### Texte fourni
■ ■ ■
R. C’est une excellente question. Comme le Brésil est un pays majoritairement noir, il n’y a pas de débat tangible sur le racisme, et je pense que cela est dû en grande partie à ce mythe de la démocratie raciale qui a été créé au Brésil. Cela consiste à croire que le racisme n’existe pas ici, qu’il n’existait qu’aux Etats Unis ou en Afrique du Sud parce qu’à la différence du Brésil, le racisme était là-bas inscrit dans la Constitution. Cela nous évite de reconnaître qu’ici, le racisme est institutionnel. Je donne toujours l’exemple de l’Université de São Paulo (USP), que je trouve caractéristique : il suffit de regarder la couleur des personnes qui font le ménage, et celle des enseignants. Il existe donc bien une ségrégation très marquée au Brésil mais ce qui nous manque, c’est d’en parler de manière plus efficace. Nous avons tous été élevés dans ce mythe de l’harmonie entre les races, d’un pays métissé où tout le monde s’entend bien... Mais ce que nous ne disons pas, c’est qu’une partie de ce métissage est le fruit du viol des femmes noires, des femmes indigènes… On encense les ponts qui existent, mais on refuse de parler des murs qui nous séparent. Tout cela explique en grande partie notre difficulté à voir le Brésil comme un pays raciste. Nous avons besoin de travailler cela plus efficacement en termes éducatifs.

Q. Quel doit être le rôle de l’homme pour aider à en finir avec le machisme ?
■ ■ ■
### Exercice 1
Indiquez si chacune des affirmations suivantes est conforme à l'extrait d'entretien sur le racisme au Brésil, en répondant par oui ou par non et en citant les mots décisifs de l'extrait.
(a) Le mythe de la démocratie raciale consiste à croire que le racisme n'existe pas au Brésil.
(b) Au Brésil, le racisme était inscrit dans la Constitution.
(c) L'exemple que donne toujours la personne interrogée est celui de l'Université de Rio de Janeiro.
### Exercice 2
Répondez brièvement aux questions suivantes à partir de l'extrait d'entretien sur le racisme au Brésil.
(a) Dans quels pays le racisme aurait-il seulement existé, selon ce que le mythe de la démocratie raciale fait croire ?
(b) À l'Université de São Paulo, que suffit-il de regarder ?
(c) De quoi refuse-t-on de parler ?
### Exercice 3
Poursuivez l'extrait d'entretien sur le racisme au Brésil à partir de l'endroit où il s'arrête.

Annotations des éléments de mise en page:
■ ■ ■
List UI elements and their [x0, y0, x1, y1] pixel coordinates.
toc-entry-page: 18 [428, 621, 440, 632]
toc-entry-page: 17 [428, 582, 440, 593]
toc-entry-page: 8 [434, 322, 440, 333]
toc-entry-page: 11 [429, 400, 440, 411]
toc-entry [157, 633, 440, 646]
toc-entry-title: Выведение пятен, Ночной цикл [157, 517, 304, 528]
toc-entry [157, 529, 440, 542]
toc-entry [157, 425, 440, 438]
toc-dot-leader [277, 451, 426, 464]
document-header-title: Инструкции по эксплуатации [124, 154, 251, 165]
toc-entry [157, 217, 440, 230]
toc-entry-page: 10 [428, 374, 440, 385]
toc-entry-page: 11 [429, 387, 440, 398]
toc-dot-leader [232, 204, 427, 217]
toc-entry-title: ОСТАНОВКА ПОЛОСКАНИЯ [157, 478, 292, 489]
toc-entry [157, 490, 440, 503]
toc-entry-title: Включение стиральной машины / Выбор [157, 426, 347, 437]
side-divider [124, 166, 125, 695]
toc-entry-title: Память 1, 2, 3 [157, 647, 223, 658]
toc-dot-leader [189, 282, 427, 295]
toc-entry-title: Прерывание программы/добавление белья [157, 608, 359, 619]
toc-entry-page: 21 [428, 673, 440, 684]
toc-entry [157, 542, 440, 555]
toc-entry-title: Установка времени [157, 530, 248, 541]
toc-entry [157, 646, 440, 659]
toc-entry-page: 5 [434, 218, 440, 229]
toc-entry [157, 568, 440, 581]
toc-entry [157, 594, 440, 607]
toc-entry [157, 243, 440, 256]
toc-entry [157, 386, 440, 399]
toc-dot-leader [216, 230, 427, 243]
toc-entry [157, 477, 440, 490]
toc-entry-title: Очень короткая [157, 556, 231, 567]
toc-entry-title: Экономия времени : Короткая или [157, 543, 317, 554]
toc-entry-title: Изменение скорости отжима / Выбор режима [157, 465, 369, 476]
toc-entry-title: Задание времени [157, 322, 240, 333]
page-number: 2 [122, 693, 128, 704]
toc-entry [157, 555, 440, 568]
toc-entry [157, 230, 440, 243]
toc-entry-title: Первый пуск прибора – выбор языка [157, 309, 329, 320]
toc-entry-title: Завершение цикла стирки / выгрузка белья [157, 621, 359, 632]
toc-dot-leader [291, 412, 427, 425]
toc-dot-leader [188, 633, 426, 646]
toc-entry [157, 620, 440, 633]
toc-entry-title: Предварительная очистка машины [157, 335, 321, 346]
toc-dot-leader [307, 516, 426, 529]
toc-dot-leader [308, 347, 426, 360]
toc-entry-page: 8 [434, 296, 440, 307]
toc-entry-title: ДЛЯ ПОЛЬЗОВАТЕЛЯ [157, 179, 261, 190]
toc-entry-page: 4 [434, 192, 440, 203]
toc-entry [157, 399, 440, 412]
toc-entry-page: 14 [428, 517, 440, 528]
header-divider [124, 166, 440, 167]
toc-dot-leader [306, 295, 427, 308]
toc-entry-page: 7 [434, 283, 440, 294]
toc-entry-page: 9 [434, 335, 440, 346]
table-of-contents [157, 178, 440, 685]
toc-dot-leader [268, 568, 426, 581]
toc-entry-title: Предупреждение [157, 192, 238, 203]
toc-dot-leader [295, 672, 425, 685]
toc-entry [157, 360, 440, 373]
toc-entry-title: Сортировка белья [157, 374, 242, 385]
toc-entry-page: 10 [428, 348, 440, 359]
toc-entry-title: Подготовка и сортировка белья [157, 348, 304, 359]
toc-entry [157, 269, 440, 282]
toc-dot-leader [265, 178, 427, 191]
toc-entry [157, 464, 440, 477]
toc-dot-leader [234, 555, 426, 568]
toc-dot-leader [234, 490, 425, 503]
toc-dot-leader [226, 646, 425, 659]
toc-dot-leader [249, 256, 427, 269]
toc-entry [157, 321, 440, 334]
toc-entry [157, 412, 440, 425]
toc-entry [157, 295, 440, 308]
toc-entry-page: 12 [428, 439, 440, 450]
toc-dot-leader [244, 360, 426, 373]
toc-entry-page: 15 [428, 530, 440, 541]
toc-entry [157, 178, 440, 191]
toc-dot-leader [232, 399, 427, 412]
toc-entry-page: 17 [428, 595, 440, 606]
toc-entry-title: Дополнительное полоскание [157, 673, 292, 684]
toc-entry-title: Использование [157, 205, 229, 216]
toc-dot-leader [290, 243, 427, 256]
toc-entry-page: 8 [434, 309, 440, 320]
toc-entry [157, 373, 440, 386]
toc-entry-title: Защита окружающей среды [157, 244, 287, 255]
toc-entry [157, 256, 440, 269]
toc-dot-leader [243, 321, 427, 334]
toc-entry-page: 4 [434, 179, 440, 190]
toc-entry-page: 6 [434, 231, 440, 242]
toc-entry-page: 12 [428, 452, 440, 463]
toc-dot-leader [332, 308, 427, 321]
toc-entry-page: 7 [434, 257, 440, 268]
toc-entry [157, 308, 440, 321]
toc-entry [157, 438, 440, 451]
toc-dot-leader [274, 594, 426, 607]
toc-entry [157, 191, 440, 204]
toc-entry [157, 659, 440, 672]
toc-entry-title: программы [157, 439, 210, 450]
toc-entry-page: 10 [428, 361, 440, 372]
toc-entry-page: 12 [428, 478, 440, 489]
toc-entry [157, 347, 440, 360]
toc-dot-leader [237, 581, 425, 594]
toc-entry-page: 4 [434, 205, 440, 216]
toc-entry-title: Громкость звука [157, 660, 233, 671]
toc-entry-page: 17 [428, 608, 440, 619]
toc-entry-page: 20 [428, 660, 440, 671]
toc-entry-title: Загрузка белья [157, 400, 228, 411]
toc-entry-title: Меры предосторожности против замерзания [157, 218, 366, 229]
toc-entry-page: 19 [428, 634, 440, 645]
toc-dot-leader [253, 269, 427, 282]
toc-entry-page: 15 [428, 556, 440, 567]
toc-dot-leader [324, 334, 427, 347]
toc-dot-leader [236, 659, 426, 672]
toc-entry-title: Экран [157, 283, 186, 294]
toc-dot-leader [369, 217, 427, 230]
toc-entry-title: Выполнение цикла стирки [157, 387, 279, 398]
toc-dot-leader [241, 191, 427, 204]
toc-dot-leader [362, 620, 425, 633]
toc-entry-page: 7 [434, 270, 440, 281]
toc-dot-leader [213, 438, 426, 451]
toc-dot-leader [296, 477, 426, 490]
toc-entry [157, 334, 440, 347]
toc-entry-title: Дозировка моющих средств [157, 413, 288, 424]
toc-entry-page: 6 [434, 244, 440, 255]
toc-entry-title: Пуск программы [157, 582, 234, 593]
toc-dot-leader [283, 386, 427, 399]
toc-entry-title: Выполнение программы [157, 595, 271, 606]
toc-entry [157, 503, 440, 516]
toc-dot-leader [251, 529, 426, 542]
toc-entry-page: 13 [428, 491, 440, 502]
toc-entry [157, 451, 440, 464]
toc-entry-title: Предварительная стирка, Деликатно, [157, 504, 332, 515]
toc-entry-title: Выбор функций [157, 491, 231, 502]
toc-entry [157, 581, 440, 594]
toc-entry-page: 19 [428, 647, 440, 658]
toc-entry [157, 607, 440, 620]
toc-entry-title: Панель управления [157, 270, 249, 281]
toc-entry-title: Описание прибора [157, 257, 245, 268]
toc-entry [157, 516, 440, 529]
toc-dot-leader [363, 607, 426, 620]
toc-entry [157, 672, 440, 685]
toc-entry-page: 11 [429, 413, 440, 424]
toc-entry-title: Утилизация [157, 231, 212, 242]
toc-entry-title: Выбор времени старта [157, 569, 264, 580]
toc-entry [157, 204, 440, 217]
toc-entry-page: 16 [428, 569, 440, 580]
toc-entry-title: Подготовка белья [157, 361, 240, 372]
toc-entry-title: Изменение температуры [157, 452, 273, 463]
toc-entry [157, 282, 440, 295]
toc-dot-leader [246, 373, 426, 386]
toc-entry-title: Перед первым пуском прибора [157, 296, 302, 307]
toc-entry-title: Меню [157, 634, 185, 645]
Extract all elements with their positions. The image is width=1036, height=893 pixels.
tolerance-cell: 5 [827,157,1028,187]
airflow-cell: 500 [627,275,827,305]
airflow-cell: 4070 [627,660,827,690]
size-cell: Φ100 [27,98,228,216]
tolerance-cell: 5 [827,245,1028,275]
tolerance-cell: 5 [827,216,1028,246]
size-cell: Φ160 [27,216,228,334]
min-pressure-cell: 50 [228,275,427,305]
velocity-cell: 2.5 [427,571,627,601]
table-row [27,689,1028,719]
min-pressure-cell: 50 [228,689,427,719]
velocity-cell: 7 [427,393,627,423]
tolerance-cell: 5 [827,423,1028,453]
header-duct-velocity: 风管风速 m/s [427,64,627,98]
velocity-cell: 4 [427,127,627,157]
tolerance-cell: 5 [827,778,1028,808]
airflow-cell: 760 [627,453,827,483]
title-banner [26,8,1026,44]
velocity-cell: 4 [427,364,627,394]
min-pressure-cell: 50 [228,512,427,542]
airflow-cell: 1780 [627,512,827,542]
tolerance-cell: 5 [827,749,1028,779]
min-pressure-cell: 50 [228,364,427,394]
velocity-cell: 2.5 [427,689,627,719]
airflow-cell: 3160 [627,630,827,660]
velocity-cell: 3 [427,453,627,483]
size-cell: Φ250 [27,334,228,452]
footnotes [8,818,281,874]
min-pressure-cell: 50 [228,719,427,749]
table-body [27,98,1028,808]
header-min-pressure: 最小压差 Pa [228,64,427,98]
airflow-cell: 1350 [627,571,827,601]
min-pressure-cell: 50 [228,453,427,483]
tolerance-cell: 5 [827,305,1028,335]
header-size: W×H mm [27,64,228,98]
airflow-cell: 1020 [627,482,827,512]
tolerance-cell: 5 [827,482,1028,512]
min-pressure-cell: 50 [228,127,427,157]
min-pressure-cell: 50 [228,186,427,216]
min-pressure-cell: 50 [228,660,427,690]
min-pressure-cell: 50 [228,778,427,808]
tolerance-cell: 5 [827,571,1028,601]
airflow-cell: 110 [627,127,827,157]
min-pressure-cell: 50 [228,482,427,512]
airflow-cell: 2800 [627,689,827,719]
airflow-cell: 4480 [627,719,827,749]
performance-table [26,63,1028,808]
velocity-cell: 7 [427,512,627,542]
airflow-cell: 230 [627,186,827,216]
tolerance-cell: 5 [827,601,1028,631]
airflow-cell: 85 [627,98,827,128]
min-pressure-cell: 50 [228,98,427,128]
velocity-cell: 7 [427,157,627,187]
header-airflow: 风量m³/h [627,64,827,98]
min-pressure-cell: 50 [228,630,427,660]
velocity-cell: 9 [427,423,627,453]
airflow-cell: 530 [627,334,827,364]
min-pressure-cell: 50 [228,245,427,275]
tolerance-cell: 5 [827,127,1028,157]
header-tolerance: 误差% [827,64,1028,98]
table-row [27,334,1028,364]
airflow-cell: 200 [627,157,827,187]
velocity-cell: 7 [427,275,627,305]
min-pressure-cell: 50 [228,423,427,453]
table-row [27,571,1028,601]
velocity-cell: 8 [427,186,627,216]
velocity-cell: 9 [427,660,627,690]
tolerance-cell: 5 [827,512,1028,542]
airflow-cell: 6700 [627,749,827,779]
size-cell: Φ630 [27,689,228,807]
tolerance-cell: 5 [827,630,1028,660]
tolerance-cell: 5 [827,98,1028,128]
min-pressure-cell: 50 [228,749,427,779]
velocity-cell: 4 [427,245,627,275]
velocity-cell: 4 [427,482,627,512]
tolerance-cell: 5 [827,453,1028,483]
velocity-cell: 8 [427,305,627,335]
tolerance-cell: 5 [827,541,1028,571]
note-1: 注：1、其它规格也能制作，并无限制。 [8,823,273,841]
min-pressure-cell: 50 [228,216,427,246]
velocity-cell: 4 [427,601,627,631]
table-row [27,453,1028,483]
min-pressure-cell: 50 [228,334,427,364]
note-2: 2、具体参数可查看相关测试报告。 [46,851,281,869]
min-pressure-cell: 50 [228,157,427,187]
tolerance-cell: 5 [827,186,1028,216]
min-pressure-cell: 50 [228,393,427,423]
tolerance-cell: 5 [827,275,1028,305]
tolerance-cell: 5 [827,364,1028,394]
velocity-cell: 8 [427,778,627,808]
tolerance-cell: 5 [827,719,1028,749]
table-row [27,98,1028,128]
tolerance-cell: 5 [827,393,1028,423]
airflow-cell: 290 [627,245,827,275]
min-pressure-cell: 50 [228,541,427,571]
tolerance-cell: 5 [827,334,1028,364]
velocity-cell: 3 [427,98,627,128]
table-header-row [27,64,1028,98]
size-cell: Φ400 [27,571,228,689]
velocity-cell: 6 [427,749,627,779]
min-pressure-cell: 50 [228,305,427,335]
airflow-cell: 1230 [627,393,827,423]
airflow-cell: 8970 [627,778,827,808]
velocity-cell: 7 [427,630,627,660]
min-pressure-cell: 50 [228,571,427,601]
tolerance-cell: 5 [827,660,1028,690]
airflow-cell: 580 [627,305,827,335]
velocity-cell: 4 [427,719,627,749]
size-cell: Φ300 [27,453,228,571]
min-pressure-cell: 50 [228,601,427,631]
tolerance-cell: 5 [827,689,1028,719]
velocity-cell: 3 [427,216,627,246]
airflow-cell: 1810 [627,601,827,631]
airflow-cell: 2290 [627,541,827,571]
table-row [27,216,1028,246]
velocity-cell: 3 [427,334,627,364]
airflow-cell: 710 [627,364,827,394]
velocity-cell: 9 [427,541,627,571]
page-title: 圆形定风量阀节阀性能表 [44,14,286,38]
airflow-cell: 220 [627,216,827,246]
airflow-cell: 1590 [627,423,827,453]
■ ■ ■
### Réponse attendue 1
(a) Oui : « Cela consiste à croire que le racisme n’existe pas ici ».
(b) Non : « à la différence du Brésil, le racisme était là-bas inscrit dans la Constitution ».
(c) Non : « Je donne toujours l’exemple de l’Université de São Paulo (USP) ».

### Réponse attendue 2
(a) Aux États-Unis et en Afrique du Sud.
(b) La couleur des personnes qui font le ménage et celle des enseignants.
(c) Des murs qui nous séparent.

### Réponse attendue 3
R. Je pense que cela consiste surtout à échanger autour de la masculinité. La façon dont a été construite cette masculinité hégémonique est directement liée à la question de la violence et de l’agressivité. Dès leur plus jeune âge, les petits garçons sont élevés pour être le mâle, celui qui soutient et protège la famille, le violent, l’agressif. Si nous vivons dans une société dans laquelle les hommes violent les femmes, c’est parce que nous élevons des hommes qui pensent qu’ils ont le droit de faire ça. Cela devrait être le sujet central : comment pouvons-nous déconstruire cette masculinité violente ? Je pense qu’il serait fondamental que les hommes en discutent entre eux. Ils peuvent et doivent être des partenaires et alliés, qui appuient notre cause, lui donnant une visibilité… Un professeur devrait débattre du sujet en classe. Un employeur devrait verser le même salaire aux hommes et aux femmes qui occupent les mêmes fonctions, en permettant aux mères de travailler. Un professeur d’université publique devrait soutenir la cause des étudiantes pour l’implantation de crèches dans les écoles, car dans ce cas les crèches permettent de lutter contre le décrochage scolaire. Si un homme est avec ses amis et que l’un d’eux a agressé une femme, il faut dire à cet ami qu’il s’agit d’une agression, et pas de séduction. A la maison, il doit participer de manière égale aux tâches domestiques, et avoir la même responsabilité dans l’éducation des enfants. Pour les femmes, tout cela constitue déjà une aide immense. Il n’est donc pas forcément nécessaire de prendre un mégaphone et de parler pour nous. Ainsi, l’évolution de la situation dépend beaucoup de ces actions concrètes que les hommes peuvent faire, et mêmes qu’ils doivent faire, parce que cette masculinité hégémonique est en train de nous tuer. Il est fondamental que les hommes soient disposés à la déconstruire.

Djamila Ribeiro, interviewée par EL PAÍS, à São Paulo./RICARDO MATSUKAWA

Q. Beaucoup de femmes ont peur de se revendiquer féministes, pensant que le féminisme est quelque chose de négatif. Quel regard portez-vous sur ce phénomène ?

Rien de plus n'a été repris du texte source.